* BEGIN Material to process *
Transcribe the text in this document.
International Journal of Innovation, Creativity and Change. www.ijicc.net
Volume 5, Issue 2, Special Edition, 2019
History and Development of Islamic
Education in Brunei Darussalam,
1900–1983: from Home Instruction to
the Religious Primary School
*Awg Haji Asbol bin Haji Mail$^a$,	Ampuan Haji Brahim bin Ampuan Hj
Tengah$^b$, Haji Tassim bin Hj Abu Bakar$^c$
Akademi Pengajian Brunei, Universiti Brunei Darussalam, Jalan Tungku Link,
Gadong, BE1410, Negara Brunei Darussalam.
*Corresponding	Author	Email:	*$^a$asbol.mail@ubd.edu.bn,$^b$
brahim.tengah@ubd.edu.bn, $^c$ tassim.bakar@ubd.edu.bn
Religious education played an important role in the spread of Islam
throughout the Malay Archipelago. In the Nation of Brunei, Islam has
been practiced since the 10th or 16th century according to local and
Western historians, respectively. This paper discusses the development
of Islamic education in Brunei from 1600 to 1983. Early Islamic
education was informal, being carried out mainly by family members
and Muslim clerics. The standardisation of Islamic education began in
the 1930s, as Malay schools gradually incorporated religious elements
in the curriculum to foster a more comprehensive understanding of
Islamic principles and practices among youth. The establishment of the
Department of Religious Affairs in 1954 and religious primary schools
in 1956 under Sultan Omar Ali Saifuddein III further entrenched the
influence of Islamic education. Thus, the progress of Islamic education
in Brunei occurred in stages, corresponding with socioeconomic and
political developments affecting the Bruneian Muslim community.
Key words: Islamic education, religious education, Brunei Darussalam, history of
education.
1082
* END Material to process *
- **The problem**
Reproduce all of the records exactly.

- **Expected answer**
Transcribe the text in this document.
International Journal of Innovation, Creativity and Change. www.ijicc.net
Volume 5, Issue 2, Special Edition, 2019
History and Development of Islamic
Education in Brunei Darussalam,
1900–1983: from Home Instruction to
the Religious Primary School
*Awg Haji Asbol bin Haji Mail$^a$,	Ampuan Haji Brahim bin Ampuan Hj
Tengah$^b$, Haji Tassim bin Hj Abu Bakar$^c$
Akademi Pengajian Brunei, Universiti Brunei Darussalam, Jalan Tungku Link,
Gadong, BE1410, Negara Brunei Darussalam.
*Corresponding	Author	Email:	*$^a$asbol.mail@ubd.edu.bn,$^b$
brahim.tengah@ubd.edu.bn, $^c$ tassim.bakar@ubd.edu.bn
Religious education played an important role in the spread of Islam
throughout the Malay Archipelago. In the Nation of Brunei, Islam has
been practiced since the 10th or 16th century according to local and
Western historians, respectively. This paper discusses the development
of Islamic education in Brunei from 1600 to 1983. Early Islamic
education was informal, being carried out mainly by family members
and Muslim clerics. The standardisation of Islamic education began in
the 1930s, as Malay schools gradually incorporated religious elements
in the curriculum to foster a more comprehensive understanding of
Islamic principles and practices among youth. The establishment of the
Department of Religious Affairs in 1954 and religious primary schools
in 1956 under Sultan Omar Ali Saifuddein III further entrenched the
influence of Islamic education. Thus, the progress of Islamic education
in Brunei occurred in stages, corresponding with socioeconomic and
political developments affecting the Bruneian Muslim community.
Key words: Islamic education, religious education, Brunei Darussalam, history of
education.
1082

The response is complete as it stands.